[What needs to be done]
Write the data out again, character for character, with no images.

[Stored records]
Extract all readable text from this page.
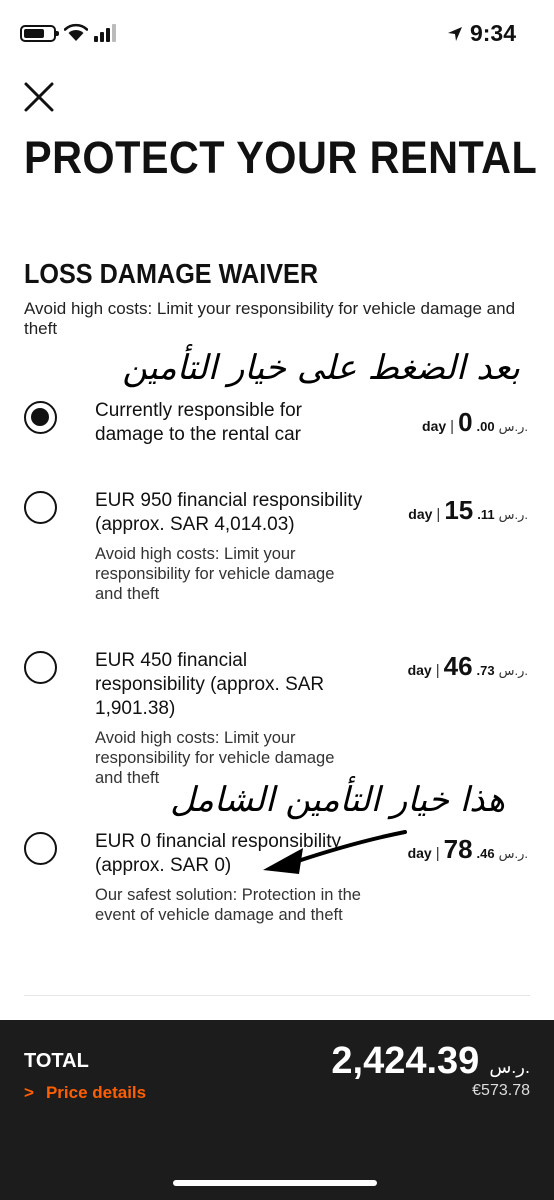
9:34
PROTECT YOUR RENTAL
LOSS DAMAGE WAIVER
Avoid high costs: Limit your responsibility for vehicle damage and theft
بعد الضغط على خيار التأمين
Currently responsible for damage to the rental car	day | 0 .00 ر.س.
EUR 950 financial responsibility (approx. SAR 4,014.03)
Avoid high costs: Limit your responsibility for vehicle damage and theft
day | 15 .11 ر.س.
EUR 450 financial responsibility (approx. SAR 1,901.38)
Avoid high costs: Limit your responsibility for vehicle damage and theft
day | 46 .73 ر.س.
هذا خيار التأمين الشامل
EUR 0 financial responsibility (approx. SAR 0)
Our safest solution: Protection in the event of vehicle damage and theft
day | 78 .46 ر.س.
TOTAL
> Price details
2,424.39 ر.س.
€573.78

[Reply to the task]
Extract all readable text from this page.
9:34
PROTECT YOUR RENTAL
LOSS DAMAGE WAIVER
Avoid high costs: Limit your responsibility for vehicle damage and theft
بعد الضغط على خيار التأمين
Currently responsible for damage to the rental car	day | 0 .00 ر.س.
EUR 950 financial responsibility (approx. SAR 4,014.03)
Avoid high costs: Limit your responsibility for vehicle damage and theft
day | 15 .11 ر.س.
EUR 450 financial responsibility (approx. SAR 1,901.38)
Avoid high costs: Limit your responsibility for vehicle damage and theft
day | 46 .73 ر.س.
هذا خيار التأمين الشامل
EUR 0 financial responsibility (approx. SAR 0)
Our safest solution: Protection in the event of vehicle damage and theft
day | 78 .46 ر.س.
TOTAL
> Price details
2,424.39 ر.س.
€573.78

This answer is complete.